Pick out the lines below that contain the string "JSON" and copy them all.
□ □ □ □ □
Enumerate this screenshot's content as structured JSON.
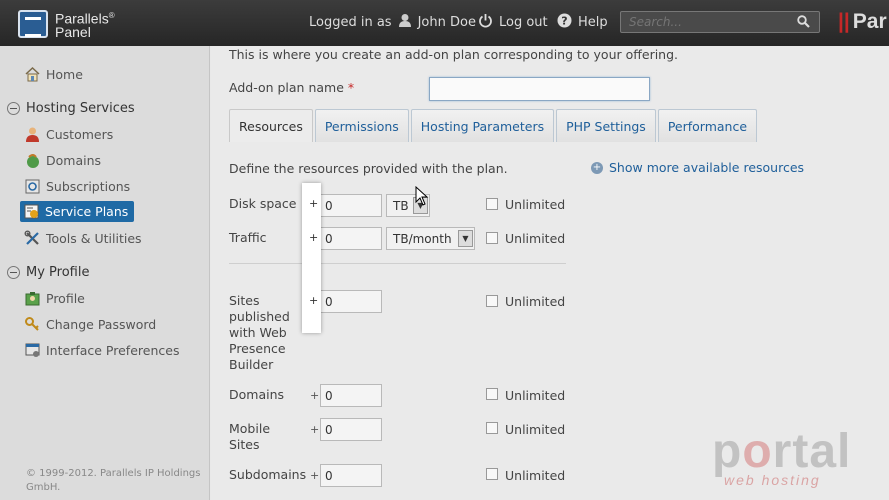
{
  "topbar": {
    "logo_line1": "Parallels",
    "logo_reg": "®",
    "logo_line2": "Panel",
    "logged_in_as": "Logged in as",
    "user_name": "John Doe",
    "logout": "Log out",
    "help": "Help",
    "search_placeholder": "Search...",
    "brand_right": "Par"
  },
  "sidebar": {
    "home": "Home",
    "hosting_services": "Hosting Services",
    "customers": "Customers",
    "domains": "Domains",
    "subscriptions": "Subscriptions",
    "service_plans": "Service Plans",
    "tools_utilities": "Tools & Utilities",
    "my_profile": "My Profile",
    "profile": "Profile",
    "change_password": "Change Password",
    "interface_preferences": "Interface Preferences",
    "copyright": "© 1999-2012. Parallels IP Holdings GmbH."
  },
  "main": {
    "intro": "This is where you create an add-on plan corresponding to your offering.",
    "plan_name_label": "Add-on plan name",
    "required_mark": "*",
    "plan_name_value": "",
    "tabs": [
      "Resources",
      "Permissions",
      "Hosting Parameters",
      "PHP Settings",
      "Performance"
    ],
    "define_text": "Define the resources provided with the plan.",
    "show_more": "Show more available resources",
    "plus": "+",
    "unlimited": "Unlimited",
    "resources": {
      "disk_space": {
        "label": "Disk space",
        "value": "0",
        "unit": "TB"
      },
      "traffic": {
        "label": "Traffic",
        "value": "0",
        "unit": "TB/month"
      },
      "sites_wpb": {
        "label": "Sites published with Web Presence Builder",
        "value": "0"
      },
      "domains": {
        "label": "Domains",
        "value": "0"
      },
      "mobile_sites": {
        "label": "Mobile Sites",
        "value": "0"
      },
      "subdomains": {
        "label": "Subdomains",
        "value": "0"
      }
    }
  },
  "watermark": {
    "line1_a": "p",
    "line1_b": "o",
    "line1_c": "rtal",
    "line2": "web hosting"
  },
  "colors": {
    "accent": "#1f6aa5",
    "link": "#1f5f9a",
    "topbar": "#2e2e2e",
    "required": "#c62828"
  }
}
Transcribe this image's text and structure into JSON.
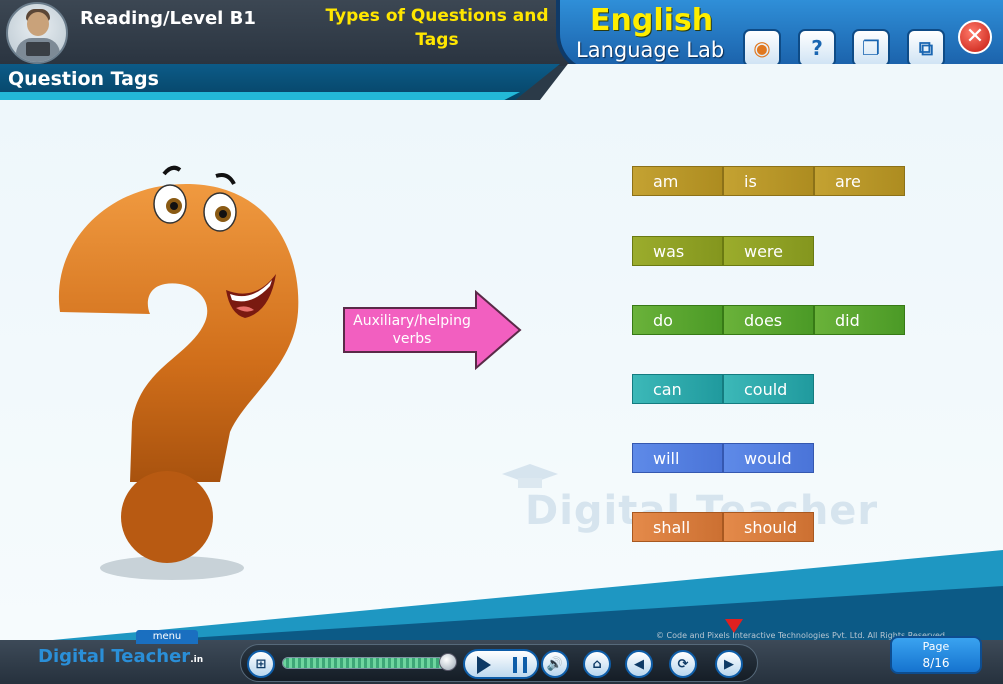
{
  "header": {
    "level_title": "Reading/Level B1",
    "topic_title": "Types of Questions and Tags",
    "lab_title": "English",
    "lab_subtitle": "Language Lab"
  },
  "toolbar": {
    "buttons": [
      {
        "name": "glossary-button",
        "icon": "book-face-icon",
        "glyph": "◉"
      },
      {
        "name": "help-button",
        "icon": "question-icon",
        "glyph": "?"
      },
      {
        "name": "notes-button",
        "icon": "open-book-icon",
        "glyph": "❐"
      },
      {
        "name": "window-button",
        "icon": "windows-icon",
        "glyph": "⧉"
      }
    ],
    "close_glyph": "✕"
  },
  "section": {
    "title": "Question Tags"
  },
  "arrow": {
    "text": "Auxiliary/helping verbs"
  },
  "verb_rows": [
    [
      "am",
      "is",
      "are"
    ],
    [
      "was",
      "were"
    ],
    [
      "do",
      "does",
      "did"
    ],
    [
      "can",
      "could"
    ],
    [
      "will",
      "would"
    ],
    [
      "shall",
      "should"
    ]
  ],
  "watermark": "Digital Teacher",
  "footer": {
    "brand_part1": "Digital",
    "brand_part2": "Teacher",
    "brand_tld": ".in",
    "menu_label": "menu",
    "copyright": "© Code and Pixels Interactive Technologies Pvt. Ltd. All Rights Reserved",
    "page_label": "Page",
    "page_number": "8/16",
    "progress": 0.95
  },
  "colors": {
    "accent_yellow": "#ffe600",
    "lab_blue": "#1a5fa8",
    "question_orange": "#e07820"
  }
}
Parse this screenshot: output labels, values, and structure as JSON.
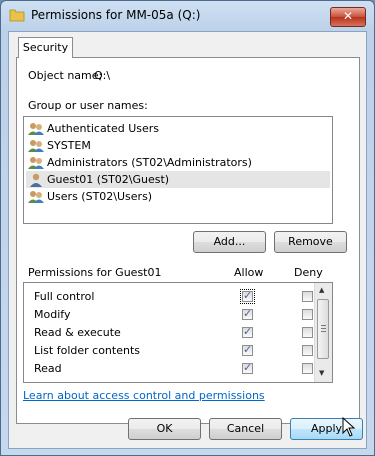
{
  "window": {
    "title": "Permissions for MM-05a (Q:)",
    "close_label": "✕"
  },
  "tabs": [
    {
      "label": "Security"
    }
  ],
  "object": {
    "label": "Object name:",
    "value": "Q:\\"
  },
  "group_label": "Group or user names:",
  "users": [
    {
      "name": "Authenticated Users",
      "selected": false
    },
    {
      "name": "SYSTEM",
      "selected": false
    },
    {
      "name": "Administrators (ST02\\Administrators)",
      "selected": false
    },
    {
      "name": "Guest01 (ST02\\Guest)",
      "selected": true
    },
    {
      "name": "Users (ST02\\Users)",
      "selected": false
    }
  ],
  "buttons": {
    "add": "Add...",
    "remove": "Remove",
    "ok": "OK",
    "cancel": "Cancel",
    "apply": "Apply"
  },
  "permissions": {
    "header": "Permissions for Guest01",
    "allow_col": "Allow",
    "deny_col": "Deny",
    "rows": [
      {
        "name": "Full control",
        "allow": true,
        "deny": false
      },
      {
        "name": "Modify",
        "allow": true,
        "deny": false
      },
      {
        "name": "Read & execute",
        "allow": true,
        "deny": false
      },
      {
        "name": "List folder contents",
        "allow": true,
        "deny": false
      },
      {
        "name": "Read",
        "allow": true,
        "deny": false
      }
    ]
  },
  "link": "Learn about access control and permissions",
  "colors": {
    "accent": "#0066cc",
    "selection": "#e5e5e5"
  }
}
□ □ □ □ □
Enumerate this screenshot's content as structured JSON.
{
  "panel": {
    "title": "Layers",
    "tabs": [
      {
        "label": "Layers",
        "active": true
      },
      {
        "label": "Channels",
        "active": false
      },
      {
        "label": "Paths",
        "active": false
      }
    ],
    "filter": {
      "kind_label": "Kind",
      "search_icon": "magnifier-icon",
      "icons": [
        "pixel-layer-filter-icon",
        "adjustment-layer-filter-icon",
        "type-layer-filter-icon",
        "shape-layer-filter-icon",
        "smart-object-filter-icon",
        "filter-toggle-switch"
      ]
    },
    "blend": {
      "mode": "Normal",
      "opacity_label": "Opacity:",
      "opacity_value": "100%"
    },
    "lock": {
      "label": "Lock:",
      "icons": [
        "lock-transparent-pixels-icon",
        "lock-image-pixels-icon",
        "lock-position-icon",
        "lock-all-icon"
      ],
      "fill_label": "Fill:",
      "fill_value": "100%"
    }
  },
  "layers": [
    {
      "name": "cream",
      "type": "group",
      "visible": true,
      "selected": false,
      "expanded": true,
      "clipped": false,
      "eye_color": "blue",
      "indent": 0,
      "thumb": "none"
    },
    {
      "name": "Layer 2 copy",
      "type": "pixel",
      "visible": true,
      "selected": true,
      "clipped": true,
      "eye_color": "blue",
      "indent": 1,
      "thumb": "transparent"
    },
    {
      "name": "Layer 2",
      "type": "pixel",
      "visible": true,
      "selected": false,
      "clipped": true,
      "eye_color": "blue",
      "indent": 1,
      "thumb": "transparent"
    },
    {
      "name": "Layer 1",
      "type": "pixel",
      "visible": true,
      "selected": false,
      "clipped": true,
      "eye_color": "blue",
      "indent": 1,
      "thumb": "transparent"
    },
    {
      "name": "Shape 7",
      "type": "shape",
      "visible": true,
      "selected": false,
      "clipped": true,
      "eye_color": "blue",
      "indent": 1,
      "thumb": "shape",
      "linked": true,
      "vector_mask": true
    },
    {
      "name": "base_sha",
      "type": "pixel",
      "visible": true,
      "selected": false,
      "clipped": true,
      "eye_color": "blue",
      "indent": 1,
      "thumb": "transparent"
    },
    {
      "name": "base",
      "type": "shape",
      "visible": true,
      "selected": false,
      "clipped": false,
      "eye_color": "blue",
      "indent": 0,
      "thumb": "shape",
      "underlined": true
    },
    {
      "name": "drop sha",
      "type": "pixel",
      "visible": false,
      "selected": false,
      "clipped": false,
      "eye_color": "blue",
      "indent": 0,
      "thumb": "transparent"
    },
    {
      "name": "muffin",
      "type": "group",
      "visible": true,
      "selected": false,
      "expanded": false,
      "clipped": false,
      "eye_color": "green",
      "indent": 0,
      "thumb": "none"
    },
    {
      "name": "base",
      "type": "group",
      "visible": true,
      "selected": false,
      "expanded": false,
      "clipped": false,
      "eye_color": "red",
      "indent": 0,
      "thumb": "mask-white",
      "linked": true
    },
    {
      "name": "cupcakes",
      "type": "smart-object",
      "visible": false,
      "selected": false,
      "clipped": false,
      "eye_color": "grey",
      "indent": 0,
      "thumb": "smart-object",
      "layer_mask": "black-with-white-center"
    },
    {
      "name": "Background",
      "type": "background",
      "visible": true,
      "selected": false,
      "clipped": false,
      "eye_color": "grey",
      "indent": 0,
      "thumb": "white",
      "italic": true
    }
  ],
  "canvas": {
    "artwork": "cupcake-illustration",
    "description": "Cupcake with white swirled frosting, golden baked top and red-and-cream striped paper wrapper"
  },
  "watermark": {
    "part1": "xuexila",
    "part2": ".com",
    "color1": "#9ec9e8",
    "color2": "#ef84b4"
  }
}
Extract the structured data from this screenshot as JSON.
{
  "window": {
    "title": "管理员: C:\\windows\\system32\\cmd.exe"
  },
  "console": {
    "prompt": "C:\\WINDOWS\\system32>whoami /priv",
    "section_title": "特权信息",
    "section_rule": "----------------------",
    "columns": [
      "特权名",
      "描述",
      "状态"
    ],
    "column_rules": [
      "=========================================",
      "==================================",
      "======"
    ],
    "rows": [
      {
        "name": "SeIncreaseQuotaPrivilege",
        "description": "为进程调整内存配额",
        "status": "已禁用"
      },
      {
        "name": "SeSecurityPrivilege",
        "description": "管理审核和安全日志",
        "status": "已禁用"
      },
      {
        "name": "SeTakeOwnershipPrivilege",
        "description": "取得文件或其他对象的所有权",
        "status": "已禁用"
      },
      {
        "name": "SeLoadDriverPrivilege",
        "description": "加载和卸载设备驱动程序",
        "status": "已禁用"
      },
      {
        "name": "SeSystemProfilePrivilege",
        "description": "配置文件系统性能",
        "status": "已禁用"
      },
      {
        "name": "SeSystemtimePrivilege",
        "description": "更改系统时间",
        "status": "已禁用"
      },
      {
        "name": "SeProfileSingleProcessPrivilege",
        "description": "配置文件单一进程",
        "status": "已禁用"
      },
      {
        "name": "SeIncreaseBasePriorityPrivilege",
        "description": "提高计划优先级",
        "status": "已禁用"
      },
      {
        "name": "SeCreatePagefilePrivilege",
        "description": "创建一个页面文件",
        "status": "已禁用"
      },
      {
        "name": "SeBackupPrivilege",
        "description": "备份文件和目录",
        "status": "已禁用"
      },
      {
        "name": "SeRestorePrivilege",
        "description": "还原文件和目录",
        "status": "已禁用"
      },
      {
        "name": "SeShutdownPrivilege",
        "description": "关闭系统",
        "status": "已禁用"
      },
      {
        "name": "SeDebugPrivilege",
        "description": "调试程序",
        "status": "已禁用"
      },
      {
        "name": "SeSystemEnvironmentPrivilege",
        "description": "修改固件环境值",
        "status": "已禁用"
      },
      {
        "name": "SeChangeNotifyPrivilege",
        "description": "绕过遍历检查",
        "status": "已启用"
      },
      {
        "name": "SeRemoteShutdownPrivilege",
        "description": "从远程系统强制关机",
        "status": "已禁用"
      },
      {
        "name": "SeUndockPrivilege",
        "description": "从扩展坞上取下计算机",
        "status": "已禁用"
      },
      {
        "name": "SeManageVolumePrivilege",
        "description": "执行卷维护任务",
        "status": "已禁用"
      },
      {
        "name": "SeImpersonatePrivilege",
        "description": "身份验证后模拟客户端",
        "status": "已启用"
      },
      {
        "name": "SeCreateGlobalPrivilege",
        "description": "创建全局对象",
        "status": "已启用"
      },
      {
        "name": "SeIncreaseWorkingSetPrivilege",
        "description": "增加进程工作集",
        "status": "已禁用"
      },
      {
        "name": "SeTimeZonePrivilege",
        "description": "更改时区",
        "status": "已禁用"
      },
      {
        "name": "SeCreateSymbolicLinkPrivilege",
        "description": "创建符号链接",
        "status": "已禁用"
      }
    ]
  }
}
□ □ □ □ □
CORRECT OUTPUT »
Enumerate this screenshot's content as structured JSON.
Transcribe this image's text and structure into JSON.
Parse this screenshot: output labels, values, and structure as JSON.
Enumerate this screenshot's content as structured JSON.
Extract the structured data from this screenshot as JSON.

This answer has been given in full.